Problem:
Repeat the records below exactly.
* * * * * * *
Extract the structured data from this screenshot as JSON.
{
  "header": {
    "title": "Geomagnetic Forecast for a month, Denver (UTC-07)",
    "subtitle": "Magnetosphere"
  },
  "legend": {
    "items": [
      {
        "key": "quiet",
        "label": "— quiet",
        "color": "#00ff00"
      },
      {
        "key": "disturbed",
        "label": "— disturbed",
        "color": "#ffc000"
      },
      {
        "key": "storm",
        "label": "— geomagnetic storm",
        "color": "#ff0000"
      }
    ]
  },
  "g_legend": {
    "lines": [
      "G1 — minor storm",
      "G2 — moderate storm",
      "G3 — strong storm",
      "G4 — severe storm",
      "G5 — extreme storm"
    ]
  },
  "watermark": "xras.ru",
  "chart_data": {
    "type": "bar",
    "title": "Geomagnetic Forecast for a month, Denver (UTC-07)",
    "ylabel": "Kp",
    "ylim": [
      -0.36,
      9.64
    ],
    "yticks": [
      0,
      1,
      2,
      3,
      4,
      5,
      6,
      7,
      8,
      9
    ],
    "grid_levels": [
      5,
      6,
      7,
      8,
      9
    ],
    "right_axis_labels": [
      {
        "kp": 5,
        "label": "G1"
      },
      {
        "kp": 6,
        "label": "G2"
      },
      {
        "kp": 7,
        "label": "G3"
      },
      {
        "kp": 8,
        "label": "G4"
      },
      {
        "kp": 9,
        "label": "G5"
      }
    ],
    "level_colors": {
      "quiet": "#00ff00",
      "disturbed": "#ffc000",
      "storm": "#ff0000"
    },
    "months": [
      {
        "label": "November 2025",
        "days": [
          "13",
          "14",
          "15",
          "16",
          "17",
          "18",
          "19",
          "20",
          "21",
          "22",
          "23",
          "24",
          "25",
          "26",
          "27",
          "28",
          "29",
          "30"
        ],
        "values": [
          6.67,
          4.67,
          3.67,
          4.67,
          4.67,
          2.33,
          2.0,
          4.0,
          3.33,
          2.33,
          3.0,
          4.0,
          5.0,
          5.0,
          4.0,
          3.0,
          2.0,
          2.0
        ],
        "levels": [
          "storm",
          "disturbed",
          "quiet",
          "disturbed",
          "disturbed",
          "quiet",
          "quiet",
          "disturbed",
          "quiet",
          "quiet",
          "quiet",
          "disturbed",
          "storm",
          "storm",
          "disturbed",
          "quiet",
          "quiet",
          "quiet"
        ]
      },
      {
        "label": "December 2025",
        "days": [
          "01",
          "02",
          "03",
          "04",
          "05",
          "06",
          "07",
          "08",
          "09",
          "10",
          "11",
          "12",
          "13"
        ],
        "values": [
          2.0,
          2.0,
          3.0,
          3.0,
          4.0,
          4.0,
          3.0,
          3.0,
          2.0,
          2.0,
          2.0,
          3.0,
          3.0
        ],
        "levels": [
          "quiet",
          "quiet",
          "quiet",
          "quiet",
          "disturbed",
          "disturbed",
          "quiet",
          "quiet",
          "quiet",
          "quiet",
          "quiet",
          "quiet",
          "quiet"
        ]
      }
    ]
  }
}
* * * * * * *
Written answer:
Extract the structured data from this screenshot as JSON.
{
  "header": {
    "title": "Geomagnetic Forecast for a month, Denver (UTC-07)",
    "subtitle": "Magnetosphere"
  },
  "legend": {
    "items": [
      {
        "key": "quiet",
        "label": "— quiet",
        "color": "#00ff00"
      },
      {
        "key": "disturbed",
        "label": "— disturbed",
        "color": "#ffc000"
      },
      {
        "key": "storm",
        "label": "— geomagnetic storm",
        "color": "#ff0000"
      }
    ]
  },
  "g_legend": {
    "lines": [
      "G1 — minor storm",
      "G2 — moderate storm",
      "G3 — strong storm",
      "G4 — severe storm",
      "G5 — extreme storm"
    ]
  },
  "watermark": "xras.ru",
  "chart_data": {
    "type": "bar",
    "title": "Geomagnetic Forecast for a month, Denver (UTC-07)",
    "ylabel": "Kp",
    "ylim": [
      -0.36,
      9.64
    ],
    "yticks": [
      0,
      1,
      2,
      3,
      4,
      5,
      6,
      7,
      8,
      9
    ],
    "grid_levels": [
      5,
      6,
      7,
      8,
      9
    ],
    "right_axis_labels": [
      {
        "kp": 5,
        "label": "G1"
      },
      {
        "kp": 6,
        "label": "G2"
      },
      {
        "kp": 7,
        "label": "G3"
      },
      {
        "kp": 8,
        "label": "G4"
      },
      {
        "kp": 9,
        "label": "G5"
      }
    ],
    "level_colors": {
      "quiet": "#00ff00",
      "disturbed": "#ffc000",
      "storm": "#ff0000"
    },
    "months": [
      {
        "label": "November 2025",
        "days": [
          "13",
          "14",
          "15",
          "16",
          "17",
          "18",
          "19",
          "20",
          "21",
          "22",
          "23",
          "24",
          "25",
          "26",
          "27",
          "28",
          "29",
          "30"
        ],
        "values": [
          6.67,
          4.67,
          3.67,
          4.67,
          4.67,
          2.33,
          2.0,
          4.0,
          3.33,
          2.33,
          3.0,
          4.0,
          5.0,
          5.0,
          4.0,
          3.0,
          2.0,
          2.0
        ],
        "levels": [
          "storm",
          "disturbed",
          "quiet",
          "disturbed",
          "disturbed",
          "quiet",
          "quiet",
          "disturbed",
          "quiet",
          "quiet",
          "quiet",
          "disturbed",
          "storm",
          "storm",
          "disturbed",
          "quiet",
          "quiet",
          "quiet"
        ]
      },
      {
        "label": "December 2025",
        "days": [
          "01",
          "02",
          "03",
          "04",
          "05",
          "06",
          "07",
          "08",
          "09",
          "10",
          "11",
          "12",
          "13"
        ],
        "values": [
          2.0,
          2.0,
          3.0,
          3.0,
          4.0,
          4.0,
          3.0,
          3.0,
          2.0,
          2.0,
          2.0,
          3.0,
          3.0
        ],
        "levels": [
          "quiet",
          "quiet",
          "quiet",
          "quiet",
          "disturbed",
          "disturbed",
          "quiet",
          "quiet",
          "quiet",
          "quiet",
          "quiet",
          "quiet",
          "quiet"
        ]
      }
    ]
  }
}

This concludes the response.